* [WORK REQUEST]
Scan each line of the records for the word "development" and extract the ones that have it.

(Document page entries with text)
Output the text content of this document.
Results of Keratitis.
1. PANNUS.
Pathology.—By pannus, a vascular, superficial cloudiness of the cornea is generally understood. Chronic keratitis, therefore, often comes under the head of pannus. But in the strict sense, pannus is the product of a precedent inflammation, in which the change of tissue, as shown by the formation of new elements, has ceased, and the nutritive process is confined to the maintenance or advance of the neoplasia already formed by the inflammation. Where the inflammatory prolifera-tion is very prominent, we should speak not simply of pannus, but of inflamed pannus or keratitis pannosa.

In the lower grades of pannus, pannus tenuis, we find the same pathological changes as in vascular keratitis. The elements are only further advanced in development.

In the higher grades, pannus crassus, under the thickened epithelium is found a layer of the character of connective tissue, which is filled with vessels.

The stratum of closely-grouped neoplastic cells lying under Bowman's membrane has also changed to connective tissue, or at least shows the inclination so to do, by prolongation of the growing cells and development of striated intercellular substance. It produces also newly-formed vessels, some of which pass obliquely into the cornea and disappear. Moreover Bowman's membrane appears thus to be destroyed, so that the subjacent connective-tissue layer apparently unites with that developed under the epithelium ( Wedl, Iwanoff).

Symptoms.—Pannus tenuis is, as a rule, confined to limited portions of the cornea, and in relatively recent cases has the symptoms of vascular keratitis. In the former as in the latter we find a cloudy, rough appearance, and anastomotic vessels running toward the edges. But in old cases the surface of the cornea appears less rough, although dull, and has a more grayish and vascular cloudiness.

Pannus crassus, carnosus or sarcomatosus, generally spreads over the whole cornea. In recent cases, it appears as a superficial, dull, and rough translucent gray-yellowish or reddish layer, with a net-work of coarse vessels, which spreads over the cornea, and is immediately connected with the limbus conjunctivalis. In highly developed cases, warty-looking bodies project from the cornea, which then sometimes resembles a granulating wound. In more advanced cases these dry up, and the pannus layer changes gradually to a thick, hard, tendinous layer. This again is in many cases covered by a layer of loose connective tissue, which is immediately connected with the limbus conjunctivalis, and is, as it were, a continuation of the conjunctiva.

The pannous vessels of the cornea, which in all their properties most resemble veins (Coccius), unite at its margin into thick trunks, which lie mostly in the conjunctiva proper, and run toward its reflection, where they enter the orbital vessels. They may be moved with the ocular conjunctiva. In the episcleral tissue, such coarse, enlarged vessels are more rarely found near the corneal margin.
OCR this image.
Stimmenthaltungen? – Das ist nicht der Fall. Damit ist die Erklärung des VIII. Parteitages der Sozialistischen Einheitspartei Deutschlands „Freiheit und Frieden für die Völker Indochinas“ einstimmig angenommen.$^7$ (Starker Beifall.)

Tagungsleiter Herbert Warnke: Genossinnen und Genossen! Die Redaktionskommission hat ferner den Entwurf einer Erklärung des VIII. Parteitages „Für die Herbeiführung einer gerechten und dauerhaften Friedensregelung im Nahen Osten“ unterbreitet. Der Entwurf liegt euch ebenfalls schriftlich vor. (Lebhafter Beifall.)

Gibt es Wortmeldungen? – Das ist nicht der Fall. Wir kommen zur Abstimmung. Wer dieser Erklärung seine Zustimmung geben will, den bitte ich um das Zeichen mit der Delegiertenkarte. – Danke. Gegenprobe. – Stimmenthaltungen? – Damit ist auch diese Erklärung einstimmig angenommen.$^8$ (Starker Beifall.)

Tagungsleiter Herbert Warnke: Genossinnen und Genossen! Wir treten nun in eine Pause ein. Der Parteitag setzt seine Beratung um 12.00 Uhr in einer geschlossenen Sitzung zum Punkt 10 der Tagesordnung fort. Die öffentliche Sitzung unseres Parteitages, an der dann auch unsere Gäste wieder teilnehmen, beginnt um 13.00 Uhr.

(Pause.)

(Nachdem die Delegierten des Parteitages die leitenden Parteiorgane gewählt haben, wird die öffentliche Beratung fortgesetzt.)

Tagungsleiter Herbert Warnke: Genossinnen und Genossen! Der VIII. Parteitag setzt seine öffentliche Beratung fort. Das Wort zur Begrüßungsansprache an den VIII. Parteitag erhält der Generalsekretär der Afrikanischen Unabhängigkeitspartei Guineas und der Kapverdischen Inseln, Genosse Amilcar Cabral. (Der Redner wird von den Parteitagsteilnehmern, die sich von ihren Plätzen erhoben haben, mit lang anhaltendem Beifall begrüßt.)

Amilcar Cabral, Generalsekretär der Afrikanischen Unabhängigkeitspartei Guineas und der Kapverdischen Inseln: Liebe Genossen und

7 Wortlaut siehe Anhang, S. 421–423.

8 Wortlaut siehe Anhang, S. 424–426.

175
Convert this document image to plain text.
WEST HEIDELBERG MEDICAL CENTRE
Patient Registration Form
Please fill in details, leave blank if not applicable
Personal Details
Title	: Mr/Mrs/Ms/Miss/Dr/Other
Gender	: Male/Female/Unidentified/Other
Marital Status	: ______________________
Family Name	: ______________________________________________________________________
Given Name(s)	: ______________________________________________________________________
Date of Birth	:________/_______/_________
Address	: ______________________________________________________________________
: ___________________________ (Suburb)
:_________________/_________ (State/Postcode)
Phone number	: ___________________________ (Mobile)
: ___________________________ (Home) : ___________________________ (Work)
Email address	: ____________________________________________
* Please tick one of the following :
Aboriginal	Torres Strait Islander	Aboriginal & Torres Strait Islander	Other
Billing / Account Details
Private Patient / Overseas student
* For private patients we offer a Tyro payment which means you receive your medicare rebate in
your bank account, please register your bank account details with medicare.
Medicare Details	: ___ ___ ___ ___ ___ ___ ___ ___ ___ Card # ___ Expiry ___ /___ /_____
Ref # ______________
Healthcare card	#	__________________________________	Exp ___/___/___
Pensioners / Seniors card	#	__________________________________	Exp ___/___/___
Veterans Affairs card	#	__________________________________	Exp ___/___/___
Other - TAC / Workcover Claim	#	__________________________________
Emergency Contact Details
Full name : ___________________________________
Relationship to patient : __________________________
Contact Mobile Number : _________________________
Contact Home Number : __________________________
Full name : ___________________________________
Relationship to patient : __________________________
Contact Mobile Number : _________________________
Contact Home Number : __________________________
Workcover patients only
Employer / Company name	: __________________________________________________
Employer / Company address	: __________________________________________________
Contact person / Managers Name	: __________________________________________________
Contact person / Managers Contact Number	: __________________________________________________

* [FINISHED EXERCISE]
In the lower grades of pannus, pannus tenuis, we find the same pathological changes as in vascular keratitis. The elements are only further advanced in development.
The stratum of closely-grouped neoplastic cells lying under Bowman's membrane has also changed to connective tissue, or at least shows the inclination so to do, by prolongation of the growing cells and development of striated intercellular substance. It produces also newly-formed vessels, some of which pass obliquely into the cornea and disappear. Moreover Bowman's membrane appears thus to be destroyed, so that the subjacent connective-tissue layer apparently unites with that developed under the epithelium ( Wedl, Iwanoff).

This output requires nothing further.